WHAT THE EXERCISE ASKS -
Answer with one number: how many lines hold the string "Important".

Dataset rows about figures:

▬▬▬

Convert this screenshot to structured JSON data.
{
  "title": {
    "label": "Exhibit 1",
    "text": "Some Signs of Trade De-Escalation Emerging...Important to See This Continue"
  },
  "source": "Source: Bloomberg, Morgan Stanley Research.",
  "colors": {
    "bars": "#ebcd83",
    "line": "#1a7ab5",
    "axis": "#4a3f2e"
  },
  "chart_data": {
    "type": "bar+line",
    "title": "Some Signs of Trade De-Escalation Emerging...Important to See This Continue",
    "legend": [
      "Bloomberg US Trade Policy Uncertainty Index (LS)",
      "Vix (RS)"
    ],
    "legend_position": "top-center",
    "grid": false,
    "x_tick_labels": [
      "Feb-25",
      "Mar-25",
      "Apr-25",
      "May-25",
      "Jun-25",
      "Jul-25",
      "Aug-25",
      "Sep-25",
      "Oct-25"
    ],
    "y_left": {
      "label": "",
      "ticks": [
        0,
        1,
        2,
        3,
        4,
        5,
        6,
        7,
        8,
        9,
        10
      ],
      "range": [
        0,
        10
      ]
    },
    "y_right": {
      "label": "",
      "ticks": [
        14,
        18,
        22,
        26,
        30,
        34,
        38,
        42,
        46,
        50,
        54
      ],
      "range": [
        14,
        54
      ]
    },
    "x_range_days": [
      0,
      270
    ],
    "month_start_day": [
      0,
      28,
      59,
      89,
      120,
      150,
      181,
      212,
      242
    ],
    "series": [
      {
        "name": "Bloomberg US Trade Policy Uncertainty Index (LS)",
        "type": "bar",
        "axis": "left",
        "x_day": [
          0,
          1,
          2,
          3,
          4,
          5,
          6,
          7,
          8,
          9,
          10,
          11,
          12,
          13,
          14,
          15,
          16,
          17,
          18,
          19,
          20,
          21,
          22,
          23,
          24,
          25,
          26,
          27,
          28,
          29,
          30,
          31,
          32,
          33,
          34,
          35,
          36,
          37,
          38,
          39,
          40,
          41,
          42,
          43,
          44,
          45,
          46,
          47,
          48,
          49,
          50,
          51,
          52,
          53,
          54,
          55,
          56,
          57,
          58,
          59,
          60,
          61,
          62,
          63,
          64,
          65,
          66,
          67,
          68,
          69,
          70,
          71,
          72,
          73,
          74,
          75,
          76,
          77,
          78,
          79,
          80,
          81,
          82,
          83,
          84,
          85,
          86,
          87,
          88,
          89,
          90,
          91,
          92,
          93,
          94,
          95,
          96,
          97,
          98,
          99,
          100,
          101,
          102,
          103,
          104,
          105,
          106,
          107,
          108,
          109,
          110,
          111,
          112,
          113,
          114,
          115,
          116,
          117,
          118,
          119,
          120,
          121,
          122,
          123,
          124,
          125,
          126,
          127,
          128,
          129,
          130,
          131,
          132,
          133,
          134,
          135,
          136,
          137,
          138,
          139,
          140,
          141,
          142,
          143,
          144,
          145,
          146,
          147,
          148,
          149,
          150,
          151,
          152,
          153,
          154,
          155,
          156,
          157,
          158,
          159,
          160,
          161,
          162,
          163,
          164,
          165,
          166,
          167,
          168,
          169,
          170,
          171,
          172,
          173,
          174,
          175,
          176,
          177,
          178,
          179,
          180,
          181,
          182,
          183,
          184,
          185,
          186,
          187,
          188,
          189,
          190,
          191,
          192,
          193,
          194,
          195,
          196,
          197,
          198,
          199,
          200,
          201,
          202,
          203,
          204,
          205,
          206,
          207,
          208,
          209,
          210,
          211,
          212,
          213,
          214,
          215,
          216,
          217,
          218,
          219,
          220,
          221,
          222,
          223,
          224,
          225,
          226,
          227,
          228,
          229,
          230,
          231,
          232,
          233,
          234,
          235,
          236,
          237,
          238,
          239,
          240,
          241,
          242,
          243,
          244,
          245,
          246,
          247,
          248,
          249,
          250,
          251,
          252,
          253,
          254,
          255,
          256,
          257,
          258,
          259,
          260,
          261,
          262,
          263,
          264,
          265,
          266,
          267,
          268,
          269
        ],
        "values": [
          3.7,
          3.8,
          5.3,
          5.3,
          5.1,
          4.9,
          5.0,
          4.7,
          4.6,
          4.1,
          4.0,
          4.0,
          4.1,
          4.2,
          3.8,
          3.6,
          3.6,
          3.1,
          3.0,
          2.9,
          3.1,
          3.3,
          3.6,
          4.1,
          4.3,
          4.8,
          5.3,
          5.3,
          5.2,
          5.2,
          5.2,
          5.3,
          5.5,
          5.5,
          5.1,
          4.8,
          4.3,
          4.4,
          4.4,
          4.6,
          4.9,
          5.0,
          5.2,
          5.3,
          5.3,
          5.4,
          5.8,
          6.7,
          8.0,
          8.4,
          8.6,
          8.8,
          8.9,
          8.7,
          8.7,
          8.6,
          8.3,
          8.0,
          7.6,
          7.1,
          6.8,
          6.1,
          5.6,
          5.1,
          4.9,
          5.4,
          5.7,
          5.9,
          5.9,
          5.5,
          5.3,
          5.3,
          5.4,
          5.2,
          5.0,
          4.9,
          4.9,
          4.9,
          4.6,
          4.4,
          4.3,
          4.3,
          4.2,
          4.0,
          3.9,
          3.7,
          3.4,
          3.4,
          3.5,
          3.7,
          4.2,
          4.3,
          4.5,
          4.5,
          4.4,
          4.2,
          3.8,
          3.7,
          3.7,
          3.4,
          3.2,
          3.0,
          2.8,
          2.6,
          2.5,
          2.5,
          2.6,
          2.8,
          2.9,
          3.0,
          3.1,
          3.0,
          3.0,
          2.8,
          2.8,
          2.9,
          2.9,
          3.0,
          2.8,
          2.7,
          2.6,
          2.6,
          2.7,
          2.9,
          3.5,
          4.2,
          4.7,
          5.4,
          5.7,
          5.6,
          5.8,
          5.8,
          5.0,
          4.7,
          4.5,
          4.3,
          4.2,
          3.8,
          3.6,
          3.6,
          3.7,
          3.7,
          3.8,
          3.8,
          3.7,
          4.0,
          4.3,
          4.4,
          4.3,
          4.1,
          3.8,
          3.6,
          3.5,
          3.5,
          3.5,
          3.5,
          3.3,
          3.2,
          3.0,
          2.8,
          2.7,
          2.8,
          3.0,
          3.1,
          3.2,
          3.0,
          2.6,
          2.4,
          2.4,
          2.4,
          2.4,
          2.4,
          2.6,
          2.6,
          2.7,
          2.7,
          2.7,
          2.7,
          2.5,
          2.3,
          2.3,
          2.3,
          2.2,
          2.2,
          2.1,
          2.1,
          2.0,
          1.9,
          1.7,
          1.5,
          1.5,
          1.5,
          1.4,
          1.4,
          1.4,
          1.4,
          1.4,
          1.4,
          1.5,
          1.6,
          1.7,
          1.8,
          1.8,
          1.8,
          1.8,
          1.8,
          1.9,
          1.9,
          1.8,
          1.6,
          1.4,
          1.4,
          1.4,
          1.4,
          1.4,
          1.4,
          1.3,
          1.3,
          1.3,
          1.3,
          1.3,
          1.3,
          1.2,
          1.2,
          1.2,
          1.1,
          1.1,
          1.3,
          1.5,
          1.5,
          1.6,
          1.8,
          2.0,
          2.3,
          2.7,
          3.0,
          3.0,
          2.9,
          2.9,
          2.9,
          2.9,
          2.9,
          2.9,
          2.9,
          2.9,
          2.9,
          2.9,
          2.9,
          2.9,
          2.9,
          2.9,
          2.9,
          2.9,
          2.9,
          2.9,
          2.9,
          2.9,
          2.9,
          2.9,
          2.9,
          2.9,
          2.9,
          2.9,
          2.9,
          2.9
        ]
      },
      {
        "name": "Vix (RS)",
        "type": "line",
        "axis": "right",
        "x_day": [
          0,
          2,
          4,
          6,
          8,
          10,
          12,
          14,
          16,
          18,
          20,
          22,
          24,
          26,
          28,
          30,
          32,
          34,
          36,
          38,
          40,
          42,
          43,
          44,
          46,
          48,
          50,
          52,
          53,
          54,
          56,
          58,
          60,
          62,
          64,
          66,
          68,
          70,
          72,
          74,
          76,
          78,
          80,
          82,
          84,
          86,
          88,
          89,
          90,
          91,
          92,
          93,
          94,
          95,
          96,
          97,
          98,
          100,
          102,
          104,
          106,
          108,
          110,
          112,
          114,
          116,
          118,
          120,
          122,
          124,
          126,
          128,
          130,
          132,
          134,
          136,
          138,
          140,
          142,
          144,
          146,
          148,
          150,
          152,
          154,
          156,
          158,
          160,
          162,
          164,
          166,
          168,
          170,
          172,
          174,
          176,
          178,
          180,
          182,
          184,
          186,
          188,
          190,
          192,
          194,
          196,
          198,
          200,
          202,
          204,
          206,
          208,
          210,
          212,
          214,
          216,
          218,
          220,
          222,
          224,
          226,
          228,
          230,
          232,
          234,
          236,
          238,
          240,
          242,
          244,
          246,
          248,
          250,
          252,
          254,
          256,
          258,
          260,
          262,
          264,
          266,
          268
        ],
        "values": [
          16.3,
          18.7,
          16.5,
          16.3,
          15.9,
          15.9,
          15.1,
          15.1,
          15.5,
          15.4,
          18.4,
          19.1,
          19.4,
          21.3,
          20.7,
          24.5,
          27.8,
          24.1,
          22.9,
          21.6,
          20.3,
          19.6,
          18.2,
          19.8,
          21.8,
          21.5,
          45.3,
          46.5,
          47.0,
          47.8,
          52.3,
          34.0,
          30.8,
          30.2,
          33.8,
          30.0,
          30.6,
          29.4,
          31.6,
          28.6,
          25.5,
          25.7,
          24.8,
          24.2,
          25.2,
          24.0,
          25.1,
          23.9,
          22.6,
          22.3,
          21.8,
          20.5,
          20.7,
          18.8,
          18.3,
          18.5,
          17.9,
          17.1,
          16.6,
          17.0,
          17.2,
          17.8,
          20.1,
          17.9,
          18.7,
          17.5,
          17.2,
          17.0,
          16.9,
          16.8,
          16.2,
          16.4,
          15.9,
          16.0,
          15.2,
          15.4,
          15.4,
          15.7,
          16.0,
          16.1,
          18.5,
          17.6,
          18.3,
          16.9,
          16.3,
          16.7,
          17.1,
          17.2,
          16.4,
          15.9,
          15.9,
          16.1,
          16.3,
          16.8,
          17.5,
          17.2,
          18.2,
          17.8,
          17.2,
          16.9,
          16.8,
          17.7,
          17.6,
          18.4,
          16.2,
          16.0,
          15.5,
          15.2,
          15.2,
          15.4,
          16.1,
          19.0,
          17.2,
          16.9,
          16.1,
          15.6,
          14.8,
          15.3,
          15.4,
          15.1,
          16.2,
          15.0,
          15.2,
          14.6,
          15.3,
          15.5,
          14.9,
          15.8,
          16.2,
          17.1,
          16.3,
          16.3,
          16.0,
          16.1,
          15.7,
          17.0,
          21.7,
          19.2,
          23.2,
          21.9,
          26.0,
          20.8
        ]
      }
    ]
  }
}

▬▬▬

OUTPUT -
2